TASK DIRECTIONS
Your answer is a single number: how many lines hold the word "JSON"?

(Extracted data entries)

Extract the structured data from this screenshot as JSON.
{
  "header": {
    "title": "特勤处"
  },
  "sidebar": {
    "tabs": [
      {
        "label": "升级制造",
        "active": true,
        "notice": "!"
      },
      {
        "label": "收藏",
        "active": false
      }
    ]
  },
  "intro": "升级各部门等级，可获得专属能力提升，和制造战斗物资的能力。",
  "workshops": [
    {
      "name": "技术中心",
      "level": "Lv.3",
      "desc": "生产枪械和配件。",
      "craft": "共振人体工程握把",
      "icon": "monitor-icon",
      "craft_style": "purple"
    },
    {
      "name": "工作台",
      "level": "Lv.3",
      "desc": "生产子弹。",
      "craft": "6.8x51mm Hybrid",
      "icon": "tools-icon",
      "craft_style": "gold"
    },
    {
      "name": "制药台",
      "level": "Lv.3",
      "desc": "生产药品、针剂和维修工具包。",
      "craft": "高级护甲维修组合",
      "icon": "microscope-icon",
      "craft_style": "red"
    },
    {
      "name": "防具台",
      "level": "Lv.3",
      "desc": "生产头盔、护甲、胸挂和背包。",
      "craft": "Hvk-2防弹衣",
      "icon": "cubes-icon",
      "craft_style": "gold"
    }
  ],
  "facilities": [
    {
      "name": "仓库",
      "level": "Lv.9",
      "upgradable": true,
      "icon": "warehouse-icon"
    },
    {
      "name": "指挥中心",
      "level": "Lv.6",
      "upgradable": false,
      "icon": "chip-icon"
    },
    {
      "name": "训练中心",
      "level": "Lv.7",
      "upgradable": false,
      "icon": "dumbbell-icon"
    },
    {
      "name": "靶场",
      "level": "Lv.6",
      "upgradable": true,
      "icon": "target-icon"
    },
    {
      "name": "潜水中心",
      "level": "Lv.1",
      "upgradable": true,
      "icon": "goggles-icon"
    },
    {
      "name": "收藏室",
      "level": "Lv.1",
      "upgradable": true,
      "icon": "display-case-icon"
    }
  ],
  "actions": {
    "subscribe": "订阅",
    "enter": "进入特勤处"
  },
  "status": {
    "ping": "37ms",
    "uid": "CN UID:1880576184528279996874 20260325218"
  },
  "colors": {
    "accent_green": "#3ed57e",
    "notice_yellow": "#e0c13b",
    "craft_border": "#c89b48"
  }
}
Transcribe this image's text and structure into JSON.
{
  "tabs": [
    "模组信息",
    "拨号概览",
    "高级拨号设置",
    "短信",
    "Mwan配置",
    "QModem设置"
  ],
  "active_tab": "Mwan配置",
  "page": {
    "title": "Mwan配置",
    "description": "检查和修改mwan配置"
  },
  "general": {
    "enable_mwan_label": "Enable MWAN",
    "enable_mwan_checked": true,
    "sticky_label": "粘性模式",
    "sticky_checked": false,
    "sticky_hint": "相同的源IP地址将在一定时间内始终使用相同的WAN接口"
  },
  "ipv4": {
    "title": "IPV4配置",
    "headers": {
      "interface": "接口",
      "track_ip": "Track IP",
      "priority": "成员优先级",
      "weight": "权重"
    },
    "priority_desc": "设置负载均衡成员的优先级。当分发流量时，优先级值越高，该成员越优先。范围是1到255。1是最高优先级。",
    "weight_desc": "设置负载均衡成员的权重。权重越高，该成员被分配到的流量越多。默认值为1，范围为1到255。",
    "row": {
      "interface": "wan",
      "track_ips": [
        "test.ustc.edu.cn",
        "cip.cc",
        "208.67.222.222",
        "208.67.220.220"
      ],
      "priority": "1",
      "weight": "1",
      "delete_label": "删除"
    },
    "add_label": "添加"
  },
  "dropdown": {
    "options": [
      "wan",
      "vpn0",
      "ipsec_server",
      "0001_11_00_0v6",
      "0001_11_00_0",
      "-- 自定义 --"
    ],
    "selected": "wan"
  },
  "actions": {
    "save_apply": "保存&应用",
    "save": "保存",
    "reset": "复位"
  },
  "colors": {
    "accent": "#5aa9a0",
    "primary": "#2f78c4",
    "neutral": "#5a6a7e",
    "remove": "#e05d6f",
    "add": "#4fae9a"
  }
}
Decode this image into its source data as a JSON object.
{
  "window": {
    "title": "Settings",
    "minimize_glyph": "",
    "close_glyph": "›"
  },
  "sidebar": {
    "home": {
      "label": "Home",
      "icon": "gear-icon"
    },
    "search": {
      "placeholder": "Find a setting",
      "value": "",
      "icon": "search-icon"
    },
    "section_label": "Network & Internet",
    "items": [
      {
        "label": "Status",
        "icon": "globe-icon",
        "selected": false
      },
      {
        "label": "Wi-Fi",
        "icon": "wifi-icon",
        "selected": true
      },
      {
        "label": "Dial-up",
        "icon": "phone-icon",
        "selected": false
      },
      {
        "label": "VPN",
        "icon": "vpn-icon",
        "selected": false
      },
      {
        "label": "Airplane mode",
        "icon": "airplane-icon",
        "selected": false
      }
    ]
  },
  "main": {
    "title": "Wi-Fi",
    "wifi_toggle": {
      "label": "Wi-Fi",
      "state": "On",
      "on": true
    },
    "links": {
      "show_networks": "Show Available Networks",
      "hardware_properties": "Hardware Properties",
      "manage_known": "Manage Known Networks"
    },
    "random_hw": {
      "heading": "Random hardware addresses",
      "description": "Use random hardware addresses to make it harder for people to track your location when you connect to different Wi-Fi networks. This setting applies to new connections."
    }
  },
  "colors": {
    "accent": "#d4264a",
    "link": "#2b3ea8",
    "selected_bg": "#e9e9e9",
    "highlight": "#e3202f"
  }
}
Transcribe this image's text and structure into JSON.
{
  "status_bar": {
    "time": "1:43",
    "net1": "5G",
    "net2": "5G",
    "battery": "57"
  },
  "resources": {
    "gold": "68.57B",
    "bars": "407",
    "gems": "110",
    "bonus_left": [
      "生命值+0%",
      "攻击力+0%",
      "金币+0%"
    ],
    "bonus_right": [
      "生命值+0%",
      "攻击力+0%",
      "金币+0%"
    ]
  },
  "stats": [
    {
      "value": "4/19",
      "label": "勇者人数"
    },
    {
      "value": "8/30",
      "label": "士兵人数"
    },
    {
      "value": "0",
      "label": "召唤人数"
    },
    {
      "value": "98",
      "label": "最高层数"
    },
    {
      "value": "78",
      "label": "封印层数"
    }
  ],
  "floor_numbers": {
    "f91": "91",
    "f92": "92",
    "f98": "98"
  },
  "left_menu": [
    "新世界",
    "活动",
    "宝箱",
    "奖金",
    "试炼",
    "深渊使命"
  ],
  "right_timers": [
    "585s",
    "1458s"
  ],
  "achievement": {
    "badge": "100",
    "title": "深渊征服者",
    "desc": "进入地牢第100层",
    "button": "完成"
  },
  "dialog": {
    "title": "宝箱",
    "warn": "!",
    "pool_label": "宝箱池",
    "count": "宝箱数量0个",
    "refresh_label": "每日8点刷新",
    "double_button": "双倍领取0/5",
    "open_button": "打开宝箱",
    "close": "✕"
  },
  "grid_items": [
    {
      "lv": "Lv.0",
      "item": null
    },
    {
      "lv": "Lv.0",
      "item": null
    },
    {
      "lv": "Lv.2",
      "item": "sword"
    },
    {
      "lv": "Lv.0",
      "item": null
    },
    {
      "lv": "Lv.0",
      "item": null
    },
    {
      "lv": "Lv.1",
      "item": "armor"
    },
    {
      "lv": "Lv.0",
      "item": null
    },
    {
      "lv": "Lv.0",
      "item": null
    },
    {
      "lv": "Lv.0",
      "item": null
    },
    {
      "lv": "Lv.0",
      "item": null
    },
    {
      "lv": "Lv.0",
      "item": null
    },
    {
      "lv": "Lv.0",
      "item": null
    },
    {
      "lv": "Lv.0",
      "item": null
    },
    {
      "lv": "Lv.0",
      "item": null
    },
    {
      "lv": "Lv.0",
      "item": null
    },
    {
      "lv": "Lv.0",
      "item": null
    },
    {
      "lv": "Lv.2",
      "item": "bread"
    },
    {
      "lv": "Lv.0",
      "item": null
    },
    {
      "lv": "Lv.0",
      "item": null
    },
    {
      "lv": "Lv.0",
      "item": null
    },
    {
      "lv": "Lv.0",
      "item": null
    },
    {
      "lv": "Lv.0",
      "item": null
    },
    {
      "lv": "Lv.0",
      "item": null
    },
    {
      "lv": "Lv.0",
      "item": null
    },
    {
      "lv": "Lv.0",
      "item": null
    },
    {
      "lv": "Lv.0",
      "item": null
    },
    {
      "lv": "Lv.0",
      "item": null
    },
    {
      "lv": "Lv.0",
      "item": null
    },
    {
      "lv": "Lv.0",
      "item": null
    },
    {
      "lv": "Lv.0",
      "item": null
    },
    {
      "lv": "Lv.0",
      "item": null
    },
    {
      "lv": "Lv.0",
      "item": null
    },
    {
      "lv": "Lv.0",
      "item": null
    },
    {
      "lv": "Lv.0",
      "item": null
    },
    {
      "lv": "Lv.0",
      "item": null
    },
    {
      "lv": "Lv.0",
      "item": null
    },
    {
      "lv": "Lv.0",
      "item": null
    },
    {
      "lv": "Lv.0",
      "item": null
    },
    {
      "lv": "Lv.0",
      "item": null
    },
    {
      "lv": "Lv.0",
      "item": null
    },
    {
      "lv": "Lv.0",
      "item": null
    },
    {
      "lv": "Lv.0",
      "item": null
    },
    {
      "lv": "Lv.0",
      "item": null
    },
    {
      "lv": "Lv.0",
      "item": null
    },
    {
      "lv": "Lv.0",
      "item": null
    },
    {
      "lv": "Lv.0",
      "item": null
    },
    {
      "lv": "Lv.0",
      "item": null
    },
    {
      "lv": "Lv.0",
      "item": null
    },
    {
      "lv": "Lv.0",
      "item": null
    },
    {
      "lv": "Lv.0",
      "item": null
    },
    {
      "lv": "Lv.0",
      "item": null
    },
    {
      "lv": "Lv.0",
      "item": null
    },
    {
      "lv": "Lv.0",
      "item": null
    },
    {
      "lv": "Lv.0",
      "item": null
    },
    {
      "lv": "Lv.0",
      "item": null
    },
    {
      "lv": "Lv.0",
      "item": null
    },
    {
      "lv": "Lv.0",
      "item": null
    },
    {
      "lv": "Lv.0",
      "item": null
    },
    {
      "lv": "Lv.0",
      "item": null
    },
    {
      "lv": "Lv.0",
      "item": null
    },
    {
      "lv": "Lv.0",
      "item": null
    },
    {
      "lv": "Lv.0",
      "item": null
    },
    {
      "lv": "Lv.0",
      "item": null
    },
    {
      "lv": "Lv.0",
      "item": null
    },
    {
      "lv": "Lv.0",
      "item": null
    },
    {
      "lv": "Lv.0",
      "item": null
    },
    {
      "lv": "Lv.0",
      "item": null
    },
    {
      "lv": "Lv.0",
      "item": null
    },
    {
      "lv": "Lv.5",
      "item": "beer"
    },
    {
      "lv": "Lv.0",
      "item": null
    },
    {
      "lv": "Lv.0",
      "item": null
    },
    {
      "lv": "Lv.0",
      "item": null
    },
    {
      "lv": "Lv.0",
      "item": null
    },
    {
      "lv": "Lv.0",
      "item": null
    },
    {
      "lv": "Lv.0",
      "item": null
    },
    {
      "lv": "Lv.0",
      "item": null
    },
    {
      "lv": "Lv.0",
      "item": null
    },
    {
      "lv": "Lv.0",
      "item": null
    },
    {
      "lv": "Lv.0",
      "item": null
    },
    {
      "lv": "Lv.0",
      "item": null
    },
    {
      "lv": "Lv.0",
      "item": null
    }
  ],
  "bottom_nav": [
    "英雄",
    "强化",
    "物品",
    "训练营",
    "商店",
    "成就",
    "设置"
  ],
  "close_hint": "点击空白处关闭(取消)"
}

EXERCISE ANSWER
4